● DO THIS
Quote the whole listing verbatim.

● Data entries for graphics
>> Start
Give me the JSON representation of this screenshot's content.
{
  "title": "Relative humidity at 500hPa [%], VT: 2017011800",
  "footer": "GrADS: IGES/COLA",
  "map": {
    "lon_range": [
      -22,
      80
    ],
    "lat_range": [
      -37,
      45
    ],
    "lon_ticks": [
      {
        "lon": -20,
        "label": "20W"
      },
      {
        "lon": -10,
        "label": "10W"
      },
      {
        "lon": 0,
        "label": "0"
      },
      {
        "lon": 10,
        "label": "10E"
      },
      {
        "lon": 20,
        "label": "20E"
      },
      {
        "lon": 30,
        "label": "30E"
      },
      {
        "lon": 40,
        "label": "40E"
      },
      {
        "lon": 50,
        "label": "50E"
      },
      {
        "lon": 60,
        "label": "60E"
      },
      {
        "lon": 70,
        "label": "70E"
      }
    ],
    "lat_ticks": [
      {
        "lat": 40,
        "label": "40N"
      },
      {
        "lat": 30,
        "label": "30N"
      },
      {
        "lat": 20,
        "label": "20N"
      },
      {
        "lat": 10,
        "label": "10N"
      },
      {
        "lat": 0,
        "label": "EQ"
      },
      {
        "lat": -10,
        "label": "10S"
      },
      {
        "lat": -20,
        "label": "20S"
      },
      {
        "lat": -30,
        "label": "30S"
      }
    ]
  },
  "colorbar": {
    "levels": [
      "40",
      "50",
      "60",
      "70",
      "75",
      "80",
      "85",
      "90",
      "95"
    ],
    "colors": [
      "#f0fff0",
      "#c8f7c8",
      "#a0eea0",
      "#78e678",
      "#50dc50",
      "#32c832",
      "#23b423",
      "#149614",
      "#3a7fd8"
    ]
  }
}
>> End
● CORRECT RESULT
Give me the JSON representation of this screenshot's content.
{
  "title": "Relative humidity at 500hPa [%], VT: 2017011800",
  "footer": "GrADS: IGES/COLA",
  "map": {
    "lon_range": [
      -22,
      80
    ],
    "lat_range": [
      -37,
      45
    ],
    "lon_ticks": [
      {
        "lon": -20,
        "label": "20W"
      },
      {
        "lon": -10,
        "label": "10W"
      },
      {
        "lon": 0,
        "label": "0"
      },
      {
        "lon": 10,
        "label": "10E"
      },
      {
        "lon": 20,
        "label": "20E"
      },
      {
        "lon": 30,
        "label": "30E"
      },
      {
        "lon": 40,
        "label": "40E"
      },
      {
        "lon": 50,
        "label": "50E"
      },
      {
        "lon": 60,
        "label": "60E"
      },
      {
        "lon": 70,
        "label": "70E"
      }
    ],
    "lat_ticks": [
      {
        "lat": 40,
        "label": "40N"
      },
      {
        "lat": 30,
        "label": "30N"
      },
      {
        "lat": 20,
        "label": "20N"
      },
      {
        "lat": 10,
        "label": "10N"
      },
      {
        "lat": 0,
        "label": "EQ"
      },
      {
        "lat": -10,
        "label": "10S"
      },
      {
        "lat": -20,
        "label": "20S"
      },
      {
        "lat": -30,
        "label": "30S"
      }
    ]
  },
  "colorbar": {
    "levels": [
      "40",
      "50",
      "60",
      "70",
      "75",
      "80",
      "85",
      "90",
      "95"
    ],
    "colors": [
      "#f0fff0",
      "#c8f7c8",
      "#a0eea0",
      "#78e678",
      "#50dc50",
      "#32c832",
      "#23b423",
      "#149614",
      "#3a7fd8"
    ]
  }
}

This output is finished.